* [Your instructions]
Below are records; transcribe only the line with "Give me a plain-text" and those after it, through the last line, without any change.

[Collected data]
--- Start ---

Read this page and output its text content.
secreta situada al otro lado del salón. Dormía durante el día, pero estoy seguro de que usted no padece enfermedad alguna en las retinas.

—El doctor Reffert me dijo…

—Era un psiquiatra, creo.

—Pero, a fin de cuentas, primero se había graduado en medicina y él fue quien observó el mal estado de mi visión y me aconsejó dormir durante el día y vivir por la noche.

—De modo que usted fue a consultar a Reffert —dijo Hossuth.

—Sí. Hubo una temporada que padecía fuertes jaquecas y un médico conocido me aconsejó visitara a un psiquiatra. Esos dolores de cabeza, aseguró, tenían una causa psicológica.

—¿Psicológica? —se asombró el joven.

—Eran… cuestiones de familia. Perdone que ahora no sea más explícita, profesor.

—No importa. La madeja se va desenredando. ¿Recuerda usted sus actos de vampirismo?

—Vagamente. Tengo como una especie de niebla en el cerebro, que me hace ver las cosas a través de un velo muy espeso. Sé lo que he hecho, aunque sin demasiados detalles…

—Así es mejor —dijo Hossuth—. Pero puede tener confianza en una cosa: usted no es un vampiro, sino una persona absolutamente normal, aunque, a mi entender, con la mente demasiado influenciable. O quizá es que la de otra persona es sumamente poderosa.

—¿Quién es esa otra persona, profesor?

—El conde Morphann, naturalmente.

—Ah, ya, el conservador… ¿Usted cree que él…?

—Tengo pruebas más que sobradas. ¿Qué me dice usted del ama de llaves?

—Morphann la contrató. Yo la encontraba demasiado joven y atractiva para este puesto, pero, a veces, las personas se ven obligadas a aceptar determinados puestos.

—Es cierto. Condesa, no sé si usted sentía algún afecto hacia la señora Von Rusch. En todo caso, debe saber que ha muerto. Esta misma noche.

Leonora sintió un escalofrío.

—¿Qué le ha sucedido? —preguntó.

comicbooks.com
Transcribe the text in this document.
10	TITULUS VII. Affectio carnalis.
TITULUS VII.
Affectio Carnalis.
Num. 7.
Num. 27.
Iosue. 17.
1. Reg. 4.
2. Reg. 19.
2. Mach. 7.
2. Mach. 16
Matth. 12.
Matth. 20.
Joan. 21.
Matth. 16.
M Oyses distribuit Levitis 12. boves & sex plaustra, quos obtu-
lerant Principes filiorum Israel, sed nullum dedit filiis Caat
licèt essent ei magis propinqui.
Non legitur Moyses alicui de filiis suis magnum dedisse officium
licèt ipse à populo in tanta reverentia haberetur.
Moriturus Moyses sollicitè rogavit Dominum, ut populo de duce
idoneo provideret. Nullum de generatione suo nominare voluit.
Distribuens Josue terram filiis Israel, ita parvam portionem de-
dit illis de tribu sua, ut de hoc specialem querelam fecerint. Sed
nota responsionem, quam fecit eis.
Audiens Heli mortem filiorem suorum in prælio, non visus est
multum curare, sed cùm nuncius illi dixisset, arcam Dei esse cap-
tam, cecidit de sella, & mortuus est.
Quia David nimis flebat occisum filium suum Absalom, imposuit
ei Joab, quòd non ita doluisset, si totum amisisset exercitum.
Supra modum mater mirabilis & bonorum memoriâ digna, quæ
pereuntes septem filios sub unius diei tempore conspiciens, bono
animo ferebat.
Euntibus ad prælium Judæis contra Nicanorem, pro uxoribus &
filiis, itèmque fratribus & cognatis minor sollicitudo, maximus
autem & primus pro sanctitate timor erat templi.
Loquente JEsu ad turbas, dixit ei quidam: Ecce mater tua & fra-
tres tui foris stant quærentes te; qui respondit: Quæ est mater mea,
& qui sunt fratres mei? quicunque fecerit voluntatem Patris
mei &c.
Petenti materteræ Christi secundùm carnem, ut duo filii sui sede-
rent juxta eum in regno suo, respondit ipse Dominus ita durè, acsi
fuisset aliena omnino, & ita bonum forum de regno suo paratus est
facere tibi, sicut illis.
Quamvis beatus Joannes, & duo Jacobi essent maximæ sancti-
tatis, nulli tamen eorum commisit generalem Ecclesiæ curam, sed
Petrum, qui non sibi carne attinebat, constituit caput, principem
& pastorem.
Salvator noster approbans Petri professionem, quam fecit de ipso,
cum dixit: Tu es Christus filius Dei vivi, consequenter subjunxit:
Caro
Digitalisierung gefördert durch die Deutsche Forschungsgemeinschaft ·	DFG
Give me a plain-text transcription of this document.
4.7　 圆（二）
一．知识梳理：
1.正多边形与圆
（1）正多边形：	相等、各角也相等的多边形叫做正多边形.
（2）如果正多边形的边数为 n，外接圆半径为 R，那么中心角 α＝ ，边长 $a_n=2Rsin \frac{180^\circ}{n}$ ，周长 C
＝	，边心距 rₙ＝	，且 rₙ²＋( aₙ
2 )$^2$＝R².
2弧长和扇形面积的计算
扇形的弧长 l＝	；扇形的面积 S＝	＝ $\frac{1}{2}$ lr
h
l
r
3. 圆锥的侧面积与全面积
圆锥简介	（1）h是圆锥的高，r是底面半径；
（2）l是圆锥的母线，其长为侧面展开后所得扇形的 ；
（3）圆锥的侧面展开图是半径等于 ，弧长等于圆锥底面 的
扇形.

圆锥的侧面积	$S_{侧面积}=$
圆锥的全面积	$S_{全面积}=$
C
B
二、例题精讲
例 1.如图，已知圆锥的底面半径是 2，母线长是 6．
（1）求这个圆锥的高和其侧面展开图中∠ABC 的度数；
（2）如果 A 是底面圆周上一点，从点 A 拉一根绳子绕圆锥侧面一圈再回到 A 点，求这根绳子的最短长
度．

--- End ---

* [Solution for this exercise]
Give me a plain-text transcription of this document.
4.7　 圆（二）
一．知识梳理：
1.正多边形与圆
（1）正多边形：	相等、各角也相等的多边形叫做正多边形.
（2）如果正多边形的边数为 n，外接圆半径为 R，那么中心角 α＝ ，边长 $a_n=2Rsin \frac{180^\circ}{n}$ ，周长 C
＝	，边心距 rₙ＝	，且 rₙ²＋( aₙ
2 )$^2$＝R².
2弧长和扇形面积的计算
扇形的弧长 l＝	；扇形的面积 S＝	＝ $\frac{1}{2}$ lr
h
l
r
3. 圆锥的侧面积与全面积
圆锥简介	（1）h是圆锥的高，r是底面半径；
（2）l是圆锥的母线，其长为侧面展开后所得扇形的 ；
（3）圆锥的侧面展开图是半径等于 ，弧长等于圆锥底面 的
扇形.

圆锥的侧面积	$S_{侧面积}=$
圆锥的全面积	$S_{全面积}=$
C
B
二、例题精讲
例 1.如图，已知圆锥的底面半径是 2，母线长是 6．
（1）求这个圆锥的高和其侧面展开图中∠ABC 的度数；
（2）如果 A 是底面圆周上一点，从点 A 拉一根绳子绕圆锥侧面一圈再回到 A 点，求这根绳子的最短长
度．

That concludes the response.